- _Short task_
Exclude the pictures and reproduce the remaining data exactly as written.

- _Data to use_
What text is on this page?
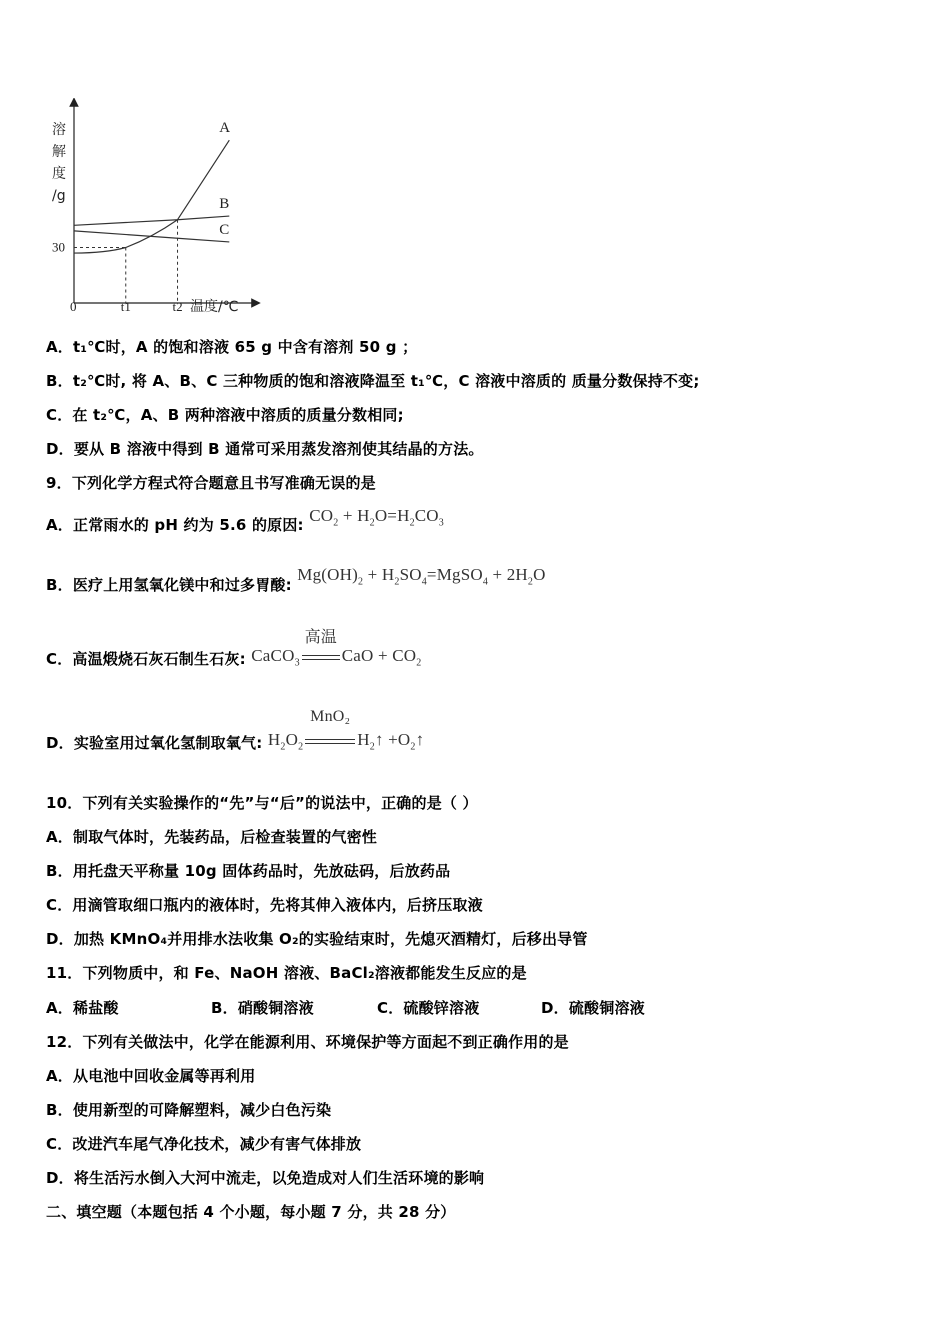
溶
解
度
/g
0	温度/℃
A
B
C
t1	t2
30
A．t₁℃时，A 的饱和溶液 65 g 中含有溶剂 50 g ；
B．t₂℃时, 将 A、B、C 三种物质的饱和溶液降温至 t₁℃，C 溶液中溶质的 质量分数保持不变;
C．在 t₂℃，A、B 两种溶液中溶质的质量分数相同;
D．要从 B 溶液中得到 B 通常可采用蒸发溶剂使其结晶的方法。
9．下列化学方程式符合题意且书写准确无误的是
A．正常雨水的 pH 约为 5.6 的原因: $CO_2 + H_2O=H_2CO_3$
B．医疗上用氢氧化镁中和过多胃酸: $Mg(OH)_2$ + $H_2SO_4=MgSO_4 + 2H_2O$
C．高温煅烧石灰石制生石灰: CaCO$_3$
高温
CaO + $CO_2$
D．实验室用过氧化氢制取氧气: $H_2O_2$
MnO₂
$H_2↑$ $+O_2↑$
10．下列有关实验操作的“先”与“后”的说法中，正确的是（ ）
A．制取气体时，先装药品，后检查装置的气密性
B．用托盘天平称量 10g 固体药品时，先放砝码，后放药品
C．用滴管取细口瓶内的液体时，先将其伸入液体内，后挤压取液
D．加热 KMnO₄并用排水法收集 O₂的实验结束时，先熄灭酒精灯，后移出导管
11．下列物质中，和 Fe、NaOH 溶液、BaCl₂溶液都能发生反应的是
A．稀盐酸	B．硝酸铜溶液	C．硫酸锌溶液	D．硫酸铜溶液
12．下列有关做法中，化学在能源利用、环境保护等方面起不到正确作用的是
A．从电池中回收金属等再利用
B．使用新型的可降解塑料，减少白色污染
C．改进汽车尾气净化技术，减少有害气体排放
D．将生活污水倒入大河中流走，以免造成对人们生活环境的影响
二、填空题（本题包括 4 个小题，每小题 7 分，共 28 分）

- _Result for this task_
What text is on this page?
溶
解
度
/g
0	温度/℃
A
B
C
t1	t2
30
A．t₁℃时，A 的饱和溶液 65 g 中含有溶剂 50 g ；
B．t₂℃时, 将 A、B、C 三种物质的饱和溶液降温至 t₁℃，C 溶液中溶质的 质量分数保持不变;
C．在 t₂℃，A、B 两种溶液中溶质的质量分数相同;
D．要从 B 溶液中得到 B 通常可采用蒸发溶剂使其结晶的方法。
9．下列化学方程式符合题意且书写准确无误的是
A．正常雨水的 pH 约为 5.6 的原因: $CO_2 + H_2O=H_2CO_3$
B．医疗上用氢氧化镁中和过多胃酸: $Mg(OH)_2$ + $H_2SO_4=MgSO_4 + 2H_2O$
C．高温煅烧石灰石制生石灰: CaCO$_3$
高温
CaO + $CO_2$
D．实验室用过氧化氢制取氧气: $H_2O_2$
MnO₂
$H_2↑$ $+O_2↑$
10．下列有关实验操作的“先”与“后”的说法中，正确的是（ ）
A．制取气体时，先装药品，后检查装置的气密性
B．用托盘天平称量 10g 固体药品时，先放砝码，后放药品
C．用滴管取细口瓶内的液体时，先将其伸入液体内，后挤压取液
D．加热 KMnO₄并用排水法收集 O₂的实验结束时，先熄灭酒精灯，后移出导管
11．下列物质中，和 Fe、NaOH 溶液、BaCl₂溶液都能发生反应的是
A．稀盐酸	B．硝酸铜溶液	C．硫酸锌溶液	D．硫酸铜溶液
12．下列有关做法中，化学在能源利用、环境保护等方面起不到正确作用的是
A．从电池中回收金属等再利用
B．使用新型的可降解塑料，减少白色污染
C．改进汽车尾气净化技术，减少有害气体排放
D．将生活污水倒入大河中流走，以免造成对人们生活环境的影响
二、填空题（本题包括 4 个小题，每小题 7 分，共 28 分）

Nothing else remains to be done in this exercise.